**WHAT TO DO:** Please quote the material exactly, every line of it.

[Entries from a dataset]
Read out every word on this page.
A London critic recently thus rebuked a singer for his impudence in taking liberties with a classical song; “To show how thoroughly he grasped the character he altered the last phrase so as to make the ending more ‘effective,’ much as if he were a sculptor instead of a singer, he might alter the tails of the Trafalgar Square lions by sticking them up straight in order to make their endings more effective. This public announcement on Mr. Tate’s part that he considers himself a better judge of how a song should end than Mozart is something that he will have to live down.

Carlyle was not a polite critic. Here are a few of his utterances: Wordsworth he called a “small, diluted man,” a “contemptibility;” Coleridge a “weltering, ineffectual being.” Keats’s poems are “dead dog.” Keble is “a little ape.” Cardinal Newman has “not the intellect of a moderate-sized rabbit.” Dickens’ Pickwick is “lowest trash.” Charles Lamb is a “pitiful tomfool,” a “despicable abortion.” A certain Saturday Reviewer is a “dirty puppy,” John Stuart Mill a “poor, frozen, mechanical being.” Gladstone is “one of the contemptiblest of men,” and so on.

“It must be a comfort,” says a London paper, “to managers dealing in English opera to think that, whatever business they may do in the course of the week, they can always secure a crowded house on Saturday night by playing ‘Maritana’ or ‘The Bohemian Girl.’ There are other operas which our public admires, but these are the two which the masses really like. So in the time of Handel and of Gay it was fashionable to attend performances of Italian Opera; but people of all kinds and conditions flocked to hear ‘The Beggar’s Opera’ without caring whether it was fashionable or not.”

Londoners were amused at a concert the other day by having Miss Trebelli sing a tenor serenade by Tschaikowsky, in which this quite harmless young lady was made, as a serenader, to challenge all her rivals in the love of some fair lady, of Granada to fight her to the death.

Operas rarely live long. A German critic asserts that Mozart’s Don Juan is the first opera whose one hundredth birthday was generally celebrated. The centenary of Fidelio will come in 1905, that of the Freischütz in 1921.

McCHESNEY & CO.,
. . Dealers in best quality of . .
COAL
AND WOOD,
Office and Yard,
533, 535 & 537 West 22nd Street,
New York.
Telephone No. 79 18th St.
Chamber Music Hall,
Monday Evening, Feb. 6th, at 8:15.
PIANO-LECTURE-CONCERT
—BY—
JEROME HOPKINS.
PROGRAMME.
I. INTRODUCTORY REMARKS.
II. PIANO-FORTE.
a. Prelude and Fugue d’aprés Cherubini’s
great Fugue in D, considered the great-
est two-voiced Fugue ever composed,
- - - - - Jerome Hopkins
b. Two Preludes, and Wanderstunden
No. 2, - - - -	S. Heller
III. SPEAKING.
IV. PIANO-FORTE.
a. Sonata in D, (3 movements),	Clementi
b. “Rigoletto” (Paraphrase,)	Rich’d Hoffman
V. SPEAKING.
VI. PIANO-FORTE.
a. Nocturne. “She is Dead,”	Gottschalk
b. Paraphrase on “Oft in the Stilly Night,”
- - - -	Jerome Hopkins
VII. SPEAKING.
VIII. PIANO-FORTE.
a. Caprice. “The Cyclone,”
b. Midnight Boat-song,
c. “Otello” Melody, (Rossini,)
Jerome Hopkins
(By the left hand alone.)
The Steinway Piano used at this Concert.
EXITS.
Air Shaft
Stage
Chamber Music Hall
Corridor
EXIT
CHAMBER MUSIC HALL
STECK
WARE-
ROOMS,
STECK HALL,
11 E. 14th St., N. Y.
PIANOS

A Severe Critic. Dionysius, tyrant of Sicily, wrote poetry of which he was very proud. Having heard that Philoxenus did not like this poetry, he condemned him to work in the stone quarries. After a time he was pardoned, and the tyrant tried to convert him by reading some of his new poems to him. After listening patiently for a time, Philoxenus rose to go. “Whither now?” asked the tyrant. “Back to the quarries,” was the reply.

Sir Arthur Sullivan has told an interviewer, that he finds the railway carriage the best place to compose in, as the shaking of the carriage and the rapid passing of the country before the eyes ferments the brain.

**THE COMPLETED TASK:**
Read out every word on this page.
A London critic recently thus rebuked a singer for his impudence in taking liberties with a classical song; “To show how thoroughly he grasped the character he altered the last phrase so as to make the ending more ‘effective,’ much as if he were a sculptor instead of a singer, he might alter the tails of the Trafalgar Square lions by sticking them up straight in order to make their endings more effective. This public announcement on Mr. Tate’s part that he considers himself a better judge of how a song should end than Mozart is something that he will have to live down.

Carlyle was not a polite critic. Here are a few of his utterances: Wordsworth he called a “small, diluted man,” a “contemptibility;” Coleridge a “weltering, ineffectual being.” Keats’s poems are “dead dog.” Keble is “a little ape.” Cardinal Newman has “not the intellect of a moderate-sized rabbit.” Dickens’ Pickwick is “lowest trash.” Charles Lamb is a “pitiful tomfool,” a “despicable abortion.” A certain Saturday Reviewer is a “dirty puppy,” John Stuart Mill a “poor, frozen, mechanical being.” Gladstone is “one of the contemptiblest of men,” and so on.

“It must be a comfort,” says a London paper, “to managers dealing in English opera to think that, whatever business they may do in the course of the week, they can always secure a crowded house on Saturday night by playing ‘Maritana’ or ‘The Bohemian Girl.’ There are other operas which our public admires, but these are the two which the masses really like. So in the time of Handel and of Gay it was fashionable to attend performances of Italian Opera; but people of all kinds and conditions flocked to hear ‘The Beggar’s Opera’ without caring whether it was fashionable or not.”

Londoners were amused at a concert the other day by having Miss Trebelli sing a tenor serenade by Tschaikowsky, in which this quite harmless young lady was made, as a serenader, to challenge all her rivals in the love of some fair lady, of Granada to fight her to the death.

Operas rarely live long. A German critic asserts that Mozart’s Don Juan is the first opera whose one hundredth birthday was generally celebrated. The centenary of Fidelio will come in 1905, that of the Freischütz in 1921.

McCHESNEY & CO.,
. . Dealers in best quality of . .
COAL
AND WOOD,
Office and Yard,
533, 535 & 537 West 22nd Street,
New York.
Telephone No. 79 18th St.
Chamber Music Hall,
Monday Evening, Feb. 6th, at 8:15.
PIANO-LECTURE-CONCERT
—BY—
JEROME HOPKINS.
PROGRAMME.
I. INTRODUCTORY REMARKS.
II. PIANO-FORTE.
a. Prelude and Fugue d’aprés Cherubini’s
great Fugue in D, considered the great-
est two-voiced Fugue ever composed,
- - - - - Jerome Hopkins
b. Two Preludes, and Wanderstunden
No. 2, - - - -	S. Heller
III. SPEAKING.
IV. PIANO-FORTE.
a. Sonata in D, (3 movements),	Clementi
b. “Rigoletto” (Paraphrase,)	Rich’d Hoffman
V. SPEAKING.
VI. PIANO-FORTE.
a. Nocturne. “She is Dead,”	Gottschalk
b. Paraphrase on “Oft in the Stilly Night,”
- - - -	Jerome Hopkins
VII. SPEAKING.
VIII. PIANO-FORTE.
a. Caprice. “The Cyclone,”
b. Midnight Boat-song,
c. “Otello” Melody, (Rossini,)
Jerome Hopkins
(By the left hand alone.)
The Steinway Piano used at this Concert.
EXITS.
Air Shaft
Stage
Chamber Music Hall
Corridor
EXIT
CHAMBER MUSIC HALL
STECK
WARE-
ROOMS,
STECK HALL,
11 E. 14th St., N. Y.
PIANOS

A Severe Critic. Dionysius, tyrant of Sicily, wrote poetry of which he was very proud. Having heard that Philoxenus did not like this poetry, he condemned him to work in the stone quarries. After a time he was pardoned, and the tyrant tried to convert him by reading some of his new poems to him. After listening patiently for a time, Philoxenus rose to go. “Whither now?” asked the tyrant. “Back to the quarries,” was the reply.

Sir Arthur Sullivan has told an interviewer, that he finds the railway carriage the best place to compose in, as the shaking of the carriage and the rapid passing of the country before the eyes ferments the brain.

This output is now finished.